-- start RECORD EXCERPTS --
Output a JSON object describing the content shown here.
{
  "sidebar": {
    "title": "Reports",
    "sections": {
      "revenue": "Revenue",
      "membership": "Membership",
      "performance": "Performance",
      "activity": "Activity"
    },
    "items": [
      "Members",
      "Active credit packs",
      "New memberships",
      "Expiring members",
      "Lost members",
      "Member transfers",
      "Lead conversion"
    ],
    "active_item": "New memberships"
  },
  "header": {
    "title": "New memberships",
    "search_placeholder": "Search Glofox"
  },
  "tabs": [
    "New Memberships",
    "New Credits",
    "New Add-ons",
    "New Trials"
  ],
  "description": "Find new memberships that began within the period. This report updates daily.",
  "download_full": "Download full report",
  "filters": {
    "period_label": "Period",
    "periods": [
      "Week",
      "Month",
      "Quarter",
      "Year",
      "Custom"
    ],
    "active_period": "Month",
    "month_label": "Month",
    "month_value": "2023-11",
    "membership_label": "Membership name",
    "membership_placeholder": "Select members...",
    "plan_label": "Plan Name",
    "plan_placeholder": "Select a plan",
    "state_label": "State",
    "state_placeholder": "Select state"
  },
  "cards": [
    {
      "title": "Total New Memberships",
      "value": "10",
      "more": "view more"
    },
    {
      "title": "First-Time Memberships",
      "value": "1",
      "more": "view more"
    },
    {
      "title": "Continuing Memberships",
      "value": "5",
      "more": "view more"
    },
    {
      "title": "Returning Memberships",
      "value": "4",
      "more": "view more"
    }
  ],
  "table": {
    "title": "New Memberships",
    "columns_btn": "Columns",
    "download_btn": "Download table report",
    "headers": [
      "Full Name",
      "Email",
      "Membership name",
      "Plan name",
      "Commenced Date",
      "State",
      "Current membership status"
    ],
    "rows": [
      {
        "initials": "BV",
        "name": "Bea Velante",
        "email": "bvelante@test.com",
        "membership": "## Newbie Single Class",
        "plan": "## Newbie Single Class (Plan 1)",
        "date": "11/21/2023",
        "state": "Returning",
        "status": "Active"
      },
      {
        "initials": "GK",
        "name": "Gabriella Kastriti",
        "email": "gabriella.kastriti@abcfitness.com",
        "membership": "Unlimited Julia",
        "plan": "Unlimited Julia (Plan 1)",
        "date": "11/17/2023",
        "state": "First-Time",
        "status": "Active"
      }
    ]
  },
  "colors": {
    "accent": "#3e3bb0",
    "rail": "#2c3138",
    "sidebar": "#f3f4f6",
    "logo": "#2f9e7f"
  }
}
-- end RECORD EXCERPTS --
WORK REQUIRED
Quote all the records exactly, please, leaving none out.

RESULT OF THE TASK
Output a JSON object describing the content shown here.
{
  "sidebar": {
    "title": "Reports",
    "sections": {
      "revenue": "Revenue",
      "membership": "Membership",
      "performance": "Performance",
      "activity": "Activity"
    },
    "items": [
      "Members",
      "Active credit packs",
      "New memberships",
      "Expiring members",
      "Lost members",
      "Member transfers",
      "Lead conversion"
    ],
    "active_item": "New memberships"
  },
  "header": {
    "title": "New memberships",
    "search_placeholder": "Search Glofox"
  },
  "tabs": [
    "New Memberships",
    "New Credits",
    "New Add-ons",
    "New Trials"
  ],
  "description": "Find new memberships that began within the period. This report updates daily.",
  "download_full": "Download full report",
  "filters": {
    "period_label": "Period",
    "periods": [
      "Week",
      "Month",
      "Quarter",
      "Year",
      "Custom"
    ],
    "active_period": "Month",
    "month_label": "Month",
    "month_value": "2023-11",
    "membership_label": "Membership name",
    "membership_placeholder": "Select members...",
    "plan_label": "Plan Name",
    "plan_placeholder": "Select a plan",
    "state_label": "State",
    "state_placeholder": "Select state"
  },
  "cards": [
    {
      "title": "Total New Memberships",
      "value": "10",
      "more": "view more"
    },
    {
      "title": "First-Time Memberships",
      "value": "1",
      "more": "view more"
    },
    {
      "title": "Continuing Memberships",
      "value": "5",
      "more": "view more"
    },
    {
      "title": "Returning Memberships",
      "value": "4",
      "more": "view more"
    }
  ],
  "table": {
    "title": "New Memberships",
    "columns_btn": "Columns",
    "download_btn": "Download table report",
    "headers": [
      "Full Name",
      "Email",
      "Membership name",
      "Plan name",
      "Commenced Date",
      "State",
      "Current membership status"
    ],
    "rows": [
      {
        "initials": "BV",
        "name": "Bea Velante",
        "email": "bvelante@test.com",
        "membership": "## Newbie Single Class",
        "plan": "## Newbie Single Class (Plan 1)",
        "date": "11/21/2023",
        "state": "Returning",
        "status": "Active"
      },
      {
        "initials": "GK",
        "name": "Gabriella Kastriti",
        "email": "gabriella.kastriti@abcfitness.com",
        "membership": "Unlimited Julia",
        "plan": "Unlimited Julia (Plan 1)",
        "date": "11/17/2023",
        "state": "First-Time",
        "status": "Active"
      }
    ]
  },
  "colors": {
    "accent": "#3e3bb0",
    "rail": "#2c3138",
    "sidebar": "#f3f4f6",
    "logo": "#2f9e7f"
  }
}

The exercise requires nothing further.